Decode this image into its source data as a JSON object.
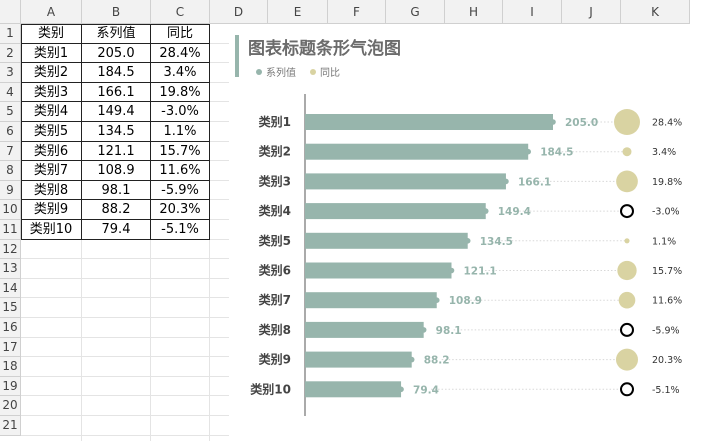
{
  "spreadsheet": {
    "columns": [
      "A",
      "B",
      "C",
      "D",
      "E",
      "F",
      "G",
      "H",
      "I",
      "J",
      "K"
    ],
    "rows": [
      "1",
      "2",
      "3",
      "4",
      "5",
      "6",
      "7",
      "8",
      "9",
      "10",
      "11",
      "12",
      "13",
      "14",
      "15",
      "16",
      "17",
      "18",
      "19",
      "20",
      "21"
    ],
    "table_headers": [
      "类别",
      "系列值",
      "同比"
    ],
    "table_rows": [
      [
        "类别1",
        "205.0",
        "28.4%"
      ],
      [
        "类别2",
        "184.5",
        "3.4%"
      ],
      [
        "类别3",
        "166.1",
        "19.8%"
      ],
      [
        "类别4",
        "149.4",
        "-3.0%"
      ],
      [
        "类别5",
        "134.5",
        "1.1%"
      ],
      [
        "类别6",
        "121.1",
        "15.7%"
      ],
      [
        "类别7",
        "108.9",
        "11.6%"
      ],
      [
        "类别8",
        "98.1",
        "-5.9%"
      ],
      [
        "类别9",
        "88.2",
        "20.3%"
      ],
      [
        "类别10",
        "79.4",
        "-5.1%"
      ]
    ]
  },
  "chart": {
    "title": "图表标题条形气泡图",
    "legend": [
      "系列值",
      "同比"
    ]
  },
  "colors": {
    "bar": "#97b5ac",
    "bubble": "#d9d3a2",
    "negative_outline": "#000000",
    "value_label": "#97b5ac",
    "category_label": "#444444"
  },
  "chart_data": {
    "type": "bar",
    "orientation": "horizontal",
    "title": "图表标题条形气泡图",
    "categories": [
      "类别1",
      "类别2",
      "类别3",
      "类别4",
      "类别5",
      "类别6",
      "类别7",
      "类别8",
      "类别9",
      "类别10"
    ],
    "series": [
      {
        "name": "系列值",
        "values": [
          205.0,
          184.5,
          166.1,
          149.4,
          134.5,
          121.1,
          108.9,
          98.1,
          88.2,
          79.4
        ],
        "labels": [
          "205.0",
          "184.5",
          "166.1",
          "149.4",
          "134.5",
          "121.1",
          "108.9",
          "98.1",
          "88.2",
          "79.4"
        ]
      },
      {
        "name": "同比",
        "type": "bubble",
        "values": [
          28.4,
          3.4,
          19.8,
          -3.0,
          1.1,
          15.7,
          11.6,
          -5.9,
          20.3,
          -5.1
        ],
        "labels": [
          "28.4%",
          "3.4%",
          "19.8%",
          "-3.0%",
          "1.1%",
          "15.7%",
          "11.6%",
          "-5.9%",
          "20.3%",
          "-5.1%"
        ]
      }
    ],
    "xlim": [
      0,
      230
    ],
    "grid": false,
    "legend_position": "top-left"
  }
}
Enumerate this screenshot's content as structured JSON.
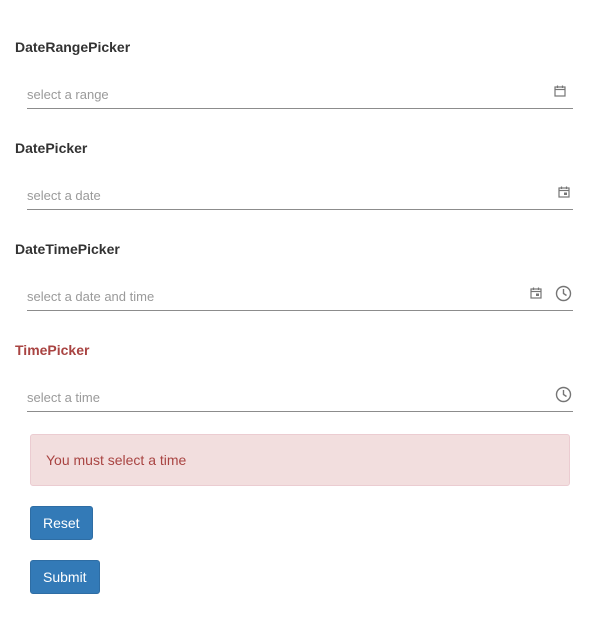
{
  "fields": {
    "daterange": {
      "label": "DateRangePicker",
      "placeholder": "select a range"
    },
    "date": {
      "label": "DatePicker",
      "placeholder": "select a date"
    },
    "datetime": {
      "label": "DateTimePicker",
      "placeholder": "select a date and time"
    },
    "time": {
      "label": "TimePicker",
      "placeholder": "select a time"
    }
  },
  "alert": {
    "message": "You must select a time"
  },
  "buttons": {
    "reset_label": "Reset",
    "submit_label": "Submit"
  },
  "colors": {
    "error_text": "#a94442",
    "error_bg": "#f2dede",
    "primary": "#337ab7"
  },
  "icons": {
    "daterange": "calendar-range-icon",
    "date": "calendar-icon",
    "time": "clock-icon"
  }
}
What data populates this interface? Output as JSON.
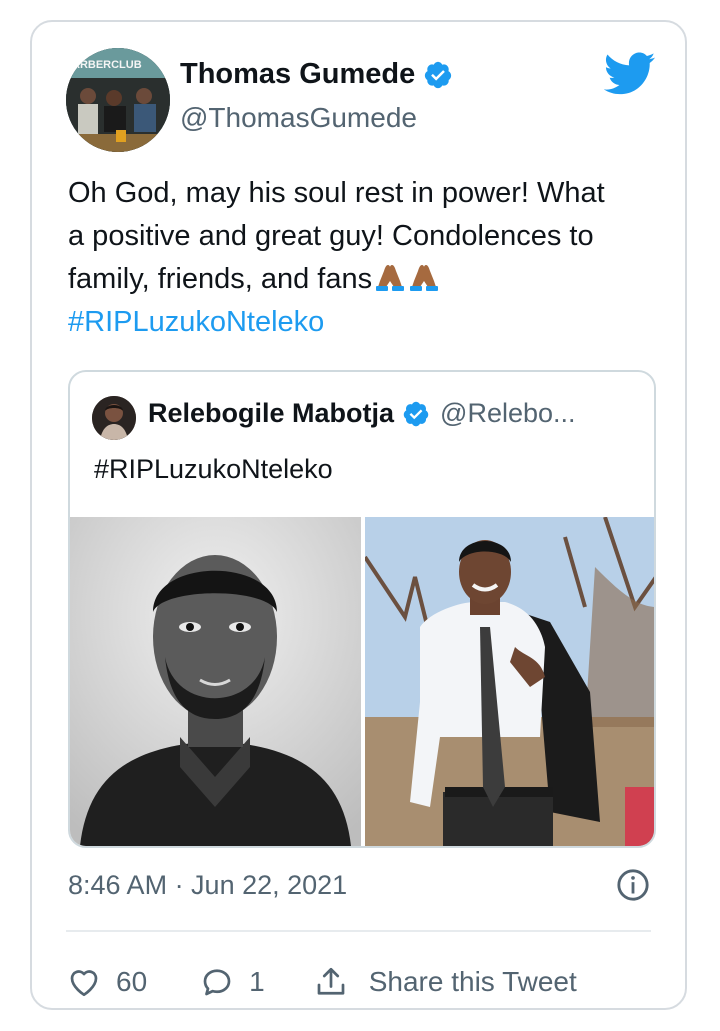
{
  "tweet": {
    "author_name": "Thomas Gumede",
    "author_handle": "@ThomasGumede",
    "avatar_text": "ARBERCLUB",
    "text_line1": "Oh God, may his soul rest in power! What",
    "text_line2": "a positive and great guy! Condolences to",
    "text_line3": "family, friends, and fans",
    "hashtag": "#RIPLuzukoNteleko",
    "timestamp": "8:46 AM · Jun 22, 2021"
  },
  "quoted": {
    "author_name": "Relebogile Mabotja",
    "author_handle": "@Relebo...",
    "text": "#RIPLuzukoNteleko"
  },
  "actions": {
    "likes": "60",
    "replies": "1",
    "share_label": "Share this Tweet"
  },
  "colors": {
    "accent": "#1d9bf0",
    "text": "#0f1419",
    "muted": "#536471",
    "border": "#d6dbe0"
  },
  "icons": {
    "brand": "twitter-bird-icon",
    "verified": "verified-badge-icon",
    "like": "heart-icon",
    "reply": "reply-icon",
    "share": "share-icon",
    "info": "info-icon",
    "emoji": "folded-hands-emoji-icon"
  }
}
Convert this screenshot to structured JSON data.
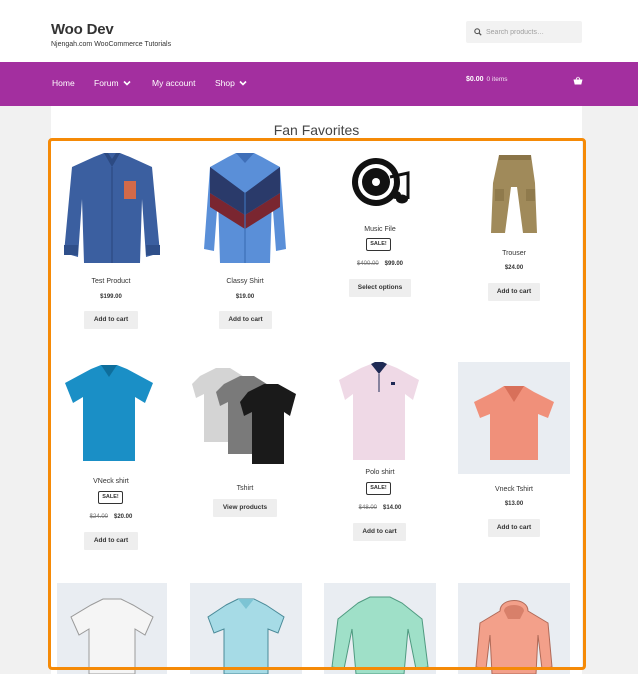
{
  "header": {
    "site_title": "Woo Dev",
    "site_description": "Njengah.com WooCommerce Tutorials",
    "search_placeholder": "Search products…"
  },
  "nav": {
    "items": [
      {
        "label": "Home",
        "has_dropdown": false
      },
      {
        "label": "Forum",
        "has_dropdown": true
      },
      {
        "label": "My account",
        "has_dropdown": false
      },
      {
        "label": "Shop",
        "has_dropdown": true
      }
    ],
    "cart_amount": "$0.00",
    "cart_items": "0 items"
  },
  "section_title": "Fan Favorites",
  "products": [
    {
      "name": "Test Product",
      "price": "$199.00",
      "old_price": "",
      "sale": "",
      "button": "Add to cart"
    },
    {
      "name": "Classy Shirt",
      "price": "$19.00",
      "old_price": "",
      "sale": "",
      "button": "Add to cart"
    },
    {
      "name": "Music File",
      "price": "$99.00",
      "old_price": "$400.00",
      "sale": "SALE!",
      "button": "Select options"
    },
    {
      "name": "Trouser",
      "price": "$24.00",
      "old_price": "",
      "sale": "",
      "button": "Add to cart"
    },
    {
      "name": "VNeck shirt",
      "price": "$20.00",
      "old_price": "$24.00",
      "sale": "SALE!",
      "button": "Add to cart"
    },
    {
      "name": "Tshirt",
      "price": "",
      "old_price": "",
      "sale": "",
      "button": "View products"
    },
    {
      "name": "Polo shirt",
      "price": "$14.00",
      "old_price": "$48.00",
      "sale": "SALE!",
      "button": "Add to cart"
    },
    {
      "name": "Vneck Tshirt",
      "price": "$13.00",
      "old_price": "",
      "sale": "",
      "button": "Add to cart"
    }
  ],
  "colors": {
    "nav_bg": "#a32f9f",
    "highlight_border": "#f58a07",
    "page_bg": "#f1f1f1"
  }
}
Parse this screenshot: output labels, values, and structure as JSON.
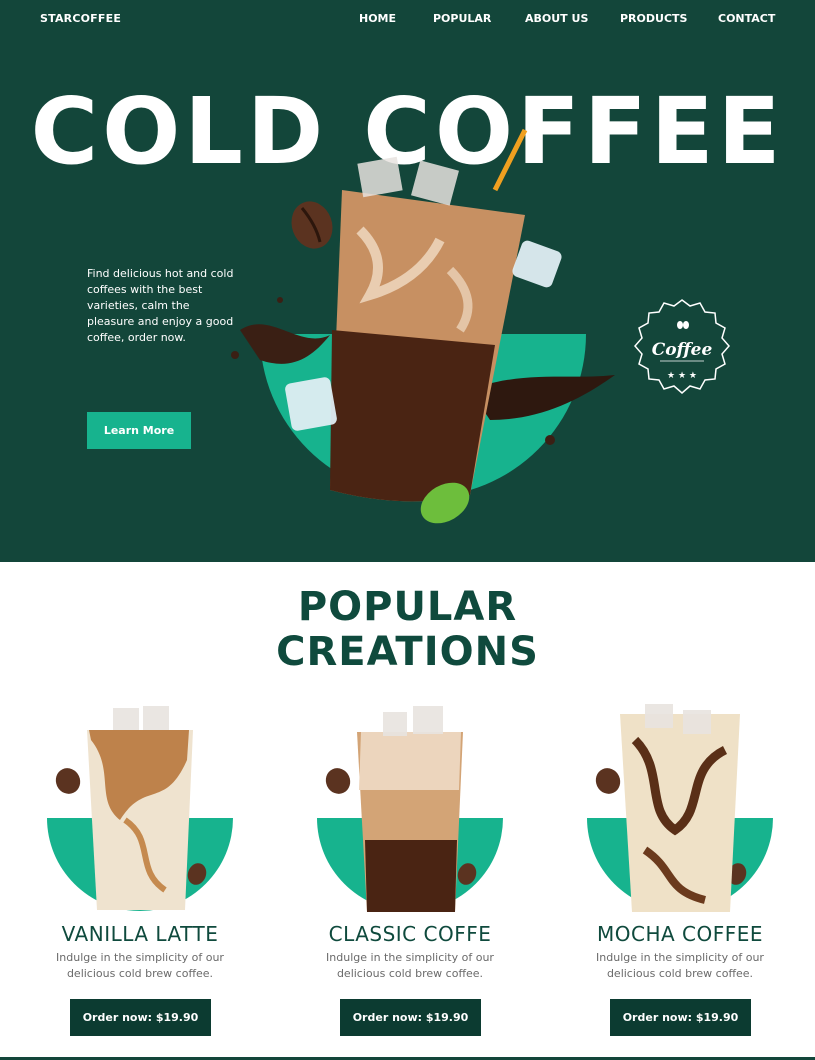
{
  "header": {
    "brand": "STARCOFFEE",
    "nav": [
      "HOME",
      "POPULAR",
      "ABOUT US",
      "PRODUCTS",
      "CONTACT"
    ]
  },
  "hero": {
    "title": "COLD COFFEE",
    "description": "Find delicious hot and cold coffees with the best varieties, calm the pleasure and enjoy a good coffee, order now.",
    "cta_label": "Learn More",
    "badge_text": "Coffee"
  },
  "popular": {
    "title_line1": "POPULAR",
    "title_line2": "CREATIONS",
    "items": [
      {
        "name": "VANILLA LATTE",
        "description": "Indulge in the simplicity of our delicious cold brew coffee.",
        "button": "Order now: $19.90"
      },
      {
        "name": "CLASSIC COFFE",
        "description": "Indulge in the simplicity of our delicious cold brew coffee.",
        "button": "Order now: $19.90"
      },
      {
        "name": "MOCHA COFFEE",
        "description": "Indulge in the simplicity of our delicious cold brew coffee.",
        "button": "Order now: $19.90"
      }
    ]
  },
  "colors": {
    "hero_bg": "#13463a",
    "accent": "#17b38e",
    "dark_green": "#0f4a3d",
    "button_dark": "#0c3b31"
  }
}
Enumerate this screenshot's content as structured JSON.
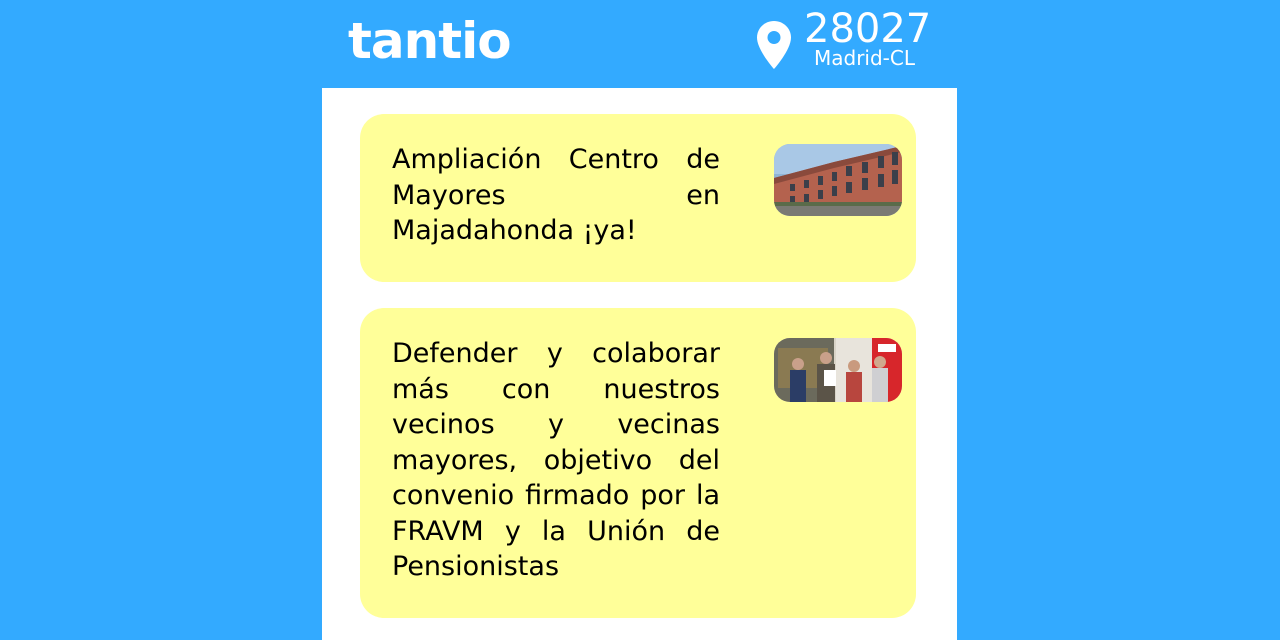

**Task brief**
Pictures stay out of the copy; please restate every record above exactly.

**Problem solution**
Decode this image into its source data as a JSON object.
{
  "spreadsheet": {
    "columns": [
      "A",
      "B",
      "C",
      "D",
      "E",
      "F",
      "G",
      "H",
      "I",
      "J",
      "K"
    ],
    "rows": [
      "1",
      "2",
      "3",
      "4",
      "5",
      "6",
      "7",
      "8",
      "9",
      "10",
      "11",
      "12",
      "13",
      "14",
      "15",
      "16",
      "17",
      "18",
      "19",
      "20",
      "21"
    ],
    "table_headers": [
      "类别",
      "系列值",
      "同比"
    ],
    "table_rows": [
      [
        "类别1",
        "205.0",
        "28.4%"
      ],
      [
        "类别2",
        "184.5",
        "3.4%"
      ],
      [
        "类别3",
        "166.1",
        "19.8%"
      ],
      [
        "类别4",
        "149.4",
        "-3.0%"
      ],
      [
        "类别5",
        "134.5",
        "1.1%"
      ],
      [
        "类别6",
        "121.1",
        "15.7%"
      ],
      [
        "类别7",
        "108.9",
        "11.6%"
      ],
      [
        "类别8",
        "98.1",
        "-5.9%"
      ],
      [
        "类别9",
        "88.2",
        "20.3%"
      ],
      [
        "类别10",
        "79.4",
        "-5.1%"
      ]
    ]
  },
  "chart": {
    "title": "图表标题条形气泡图",
    "legend": [
      "系列值",
      "同比"
    ]
  },
  "colors": {
    "bar": "#97b5ac",
    "bubble": "#d9d3a2",
    "negative_outline": "#000000",
    "value_label": "#97b5ac",
    "category_label": "#444444"
  },
  "chart_data": {
    "type": "bar",
    "orientation": "horizontal",
    "title": "图表标题条形气泡图",
    "categories": [
      "类别1",
      "类别2",
      "类别3",
      "类别4",
      "类别5",
      "类别6",
      "类别7",
      "类别8",
      "类别9",
      "类别10"
    ],
    "series": [
      {
        "name": "系列值",
        "values": [
          205.0,
          184.5,
          166.1,
          149.4,
          134.5,
          121.1,
          108.9,
          98.1,
          88.2,
          79.4
        ],
        "labels": [
          "205.0",
          "184.5",
          "166.1",
          "149.4",
          "134.5",
          "121.1",
          "108.9",
          "98.1",
          "88.2",
          "79.4"
        ]
      },
      {
        "name": "同比",
        "type": "bubble",
        "values": [
          28.4,
          3.4,
          19.8,
          -3.0,
          1.1,
          15.7,
          11.6,
          -5.9,
          20.3,
          -5.1
        ],
        "labels": [
          "28.4%",
          "3.4%",
          "19.8%",
          "-3.0%",
          "1.1%",
          "15.7%",
          "11.6%",
          "-5.9%",
          "20.3%",
          "-5.1%"
        ]
      }
    ],
    "xlim": [
      0,
      230
    ],
    "grid": false,
    "legend_position": "top-left"
  }
}
Enumerate this screenshot's content as structured JSON.
{
  "fields": {
    "daterange": {
      "label": "DateRangePicker",
      "placeholder": "select a range"
    },
    "date": {
      "label": "DatePicker",
      "placeholder": "select a date"
    },
    "datetime": {
      "label": "DateTimePicker",
      "placeholder": "select a date and time"
    },
    "time": {
      "label": "TimePicker",
      "placeholder": "select a time"
    }
  },
  "alert": {
    "message": "You must select a time"
  },
  "buttons": {
    "reset_label": "Reset",
    "submit_label": "Submit"
  },
  "colors": {
    "error_text": "#a94442",
    "error_bg": "#f2dede",
    "primary": "#337ab7"
  },
  "icons": {
    "daterange": "calendar-range-icon",
    "date": "calendar-icon",
    "time": "clock-icon"
  }
}
What data populates this interface? Output as JSON.
{
  "tweet": {
    "author_name": "Thomas Gumede",
    "author_handle": "@ThomasGumede",
    "avatar_text": "ARBERCLUB",
    "text_line1": "Oh God, may his soul rest in power! What",
    "text_line2": "a positive and great guy! Condolences to",
    "text_line3": "family, friends, and fans",
    "hashtag": "#RIPLuzukoNteleko",
    "timestamp": "8:46 AM · Jun 22, 2021"
  },
  "quoted": {
    "author_name": "Relebogile Mabotja",
    "author_handle": "@Relebo...",
    "text": "#RIPLuzukoNteleko"
  },
  "actions": {
    "likes": "60",
    "replies": "1",
    "share_label": "Share this Tweet"
  },
  "colors": {
    "accent": "#1d9bf0",
    "text": "#0f1419",
    "muted": "#536471",
    "border": "#d6dbe0"
  },
  "icons": {
    "brand": "twitter-bird-icon",
    "verified": "verified-badge-icon",
    "like": "heart-icon",
    "reply": "reply-icon",
    "share": "share-icon",
    "info": "info-icon",
    "emoji": "folded-hands-emoji-icon"
  }
}
Convert this screenshot to structured JSON data.
{
  "header": {
    "site_title": "Woo Dev",
    "site_description": "Njengah.com WooCommerce Tutorials",
    "search_placeholder": "Search products…"
  },
  "nav": {
    "items": [
      {
        "label": "Home",
        "has_dropdown": false
      },
      {
        "label": "Forum",
        "has_dropdown": true
      },
      {
        "label": "My account",
        "has_dropdown": false
      },
      {
        "label": "Shop",
        "has_dropdown": true
      }
    ],
    "cart_amount": "$0.00",
    "cart_items": "0 items"
  },
  "section_title": "Fan Favorites",
  "products": [
    {
      "name": "Test Product",
      "price": "$199.00",
      "old_price": "",
      "sale": "",
      "button": "Add to cart"
    },
    {
      "name": "Classy Shirt",
      "price": "$19.00",
      "old_price": "",
      "sale": "",
      "button": "Add to cart"
    },
    {
      "name": "Music File",
      "price": "$99.00",
      "old_price": "$400.00",
      "sale": "SALE!",
      "button": "Select options"
    },
    {
      "name": "Trouser",
      "price": "$24.00",
      "old_price": "",
      "sale": "",
      "button": "Add to cart"
    },
    {
      "name": "VNeck shirt",
      "price": "$20.00",
      "old_price": "$24.00",
      "sale": "SALE!",
      "button": "Add to cart"
    },
    {
      "name": "Tshirt",
      "price": "",
      "old_price": "",
      "sale": "",
      "button": "View products"
    },
    {
      "name": "Polo shirt",
      "price": "$14.00",
      "old_price": "$48.00",
      "sale": "SALE!",
      "button": "Add to cart"
    },
    {
      "name": "Vneck Tshirt",
      "price": "$13.00",
      "old_price": "",
      "sale": "",
      "button": "Add to cart"
    }
  ],
  "colors": {
    "nav_bg": "#a32f9f",
    "highlight_border": "#f58a07",
    "page_bg": "#f1f1f1"
  }
}
Parse this screenshot: output labels, values, and structure as JSON.
{
  "header": {
    "brand": "STARCOFFEE",
    "nav": [
      "HOME",
      "POPULAR",
      "ABOUT US",
      "PRODUCTS",
      "CONTACT"
    ]
  },
  "hero": {
    "title": "COLD COFFEE",
    "description": "Find delicious hot and cold coffees with the best varieties, calm the pleasure and enjoy a good coffee, order now.",
    "cta_label": "Learn More",
    "badge_text": "Coffee"
  },
  "popular": {
    "title_line1": "POPULAR",
    "title_line2": "CREATIONS",
    "items": [
      {
        "name": "VANILLA LATTE",
        "description": "Indulge in the simplicity of our delicious cold brew coffee.",
        "button": "Order now: $19.90"
      },
      {
        "name": "CLASSIC COFFE",
        "description": "Indulge in the simplicity of our delicious cold brew coffee.",
        "button": "Order now: $19.90"
      },
      {
        "name": "MOCHA COFFEE",
        "description": "Indulge in the simplicity of our delicious cold brew coffee.",
        "button": "Order now: $19.90"
      }
    ]
  },
  "colors": {
    "hero_bg": "#13463a",
    "accent": "#17b38e",
    "dark_green": "#0f4a3d",
    "button_dark": "#0c3b31"
  }
}
Enumerate this screenshot's content as structured JSON.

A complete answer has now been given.